== GIVEN ENTRIES ==
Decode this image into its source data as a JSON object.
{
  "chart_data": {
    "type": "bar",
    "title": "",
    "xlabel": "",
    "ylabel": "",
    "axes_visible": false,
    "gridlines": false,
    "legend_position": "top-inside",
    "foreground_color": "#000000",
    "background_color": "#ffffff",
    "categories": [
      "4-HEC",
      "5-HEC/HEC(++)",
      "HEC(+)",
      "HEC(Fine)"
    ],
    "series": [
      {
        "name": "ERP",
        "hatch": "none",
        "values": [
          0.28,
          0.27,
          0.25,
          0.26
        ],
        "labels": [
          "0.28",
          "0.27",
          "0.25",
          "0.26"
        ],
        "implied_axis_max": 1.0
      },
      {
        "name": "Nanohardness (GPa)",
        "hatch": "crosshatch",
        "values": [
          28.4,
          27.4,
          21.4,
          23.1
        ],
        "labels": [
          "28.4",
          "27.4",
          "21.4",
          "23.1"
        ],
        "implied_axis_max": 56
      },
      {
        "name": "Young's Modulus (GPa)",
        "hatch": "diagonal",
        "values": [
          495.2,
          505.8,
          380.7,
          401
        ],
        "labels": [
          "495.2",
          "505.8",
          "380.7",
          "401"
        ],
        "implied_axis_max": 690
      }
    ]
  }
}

== DIRECTIONS ==
Copy every line of the material, please, keeping it exactly the same.

== TASK OUTPUT ==
Decode this image into its source data as a JSON object.
{
  "chart_data": {
    "type": "bar",
    "title": "",
    "xlabel": "",
    "ylabel": "",
    "axes_visible": false,
    "gridlines": false,
    "legend_position": "top-inside",
    "foreground_color": "#000000",
    "background_color": "#ffffff",
    "categories": [
      "4-HEC",
      "5-HEC/HEC(++)",
      "HEC(+)",
      "HEC(Fine)"
    ],
    "series": [
      {
        "name": "ERP",
        "hatch": "none",
        "values": [
          0.28,
          0.27,
          0.25,
          0.26
        ],
        "labels": [
          "0.28",
          "0.27",
          "0.25",
          "0.26"
        ],
        "implied_axis_max": 1.0
      },
      {
        "name": "Nanohardness (GPa)",
        "hatch": "crosshatch",
        "values": [
          28.4,
          27.4,
          21.4,
          23.1
        ],
        "labels": [
          "28.4",
          "27.4",
          "21.4",
          "23.1"
        ],
        "implied_axis_max": 56
      },
      {
        "name": "Young's Modulus (GPa)",
        "hatch": "diagonal",
        "values": [
          495.2,
          505.8,
          380.7,
          401
        ],
        "labels": [
          "495.2",
          "505.8",
          "380.7",
          "401"
        ],
        "implied_axis_max": 690
      }
    ]
  }
}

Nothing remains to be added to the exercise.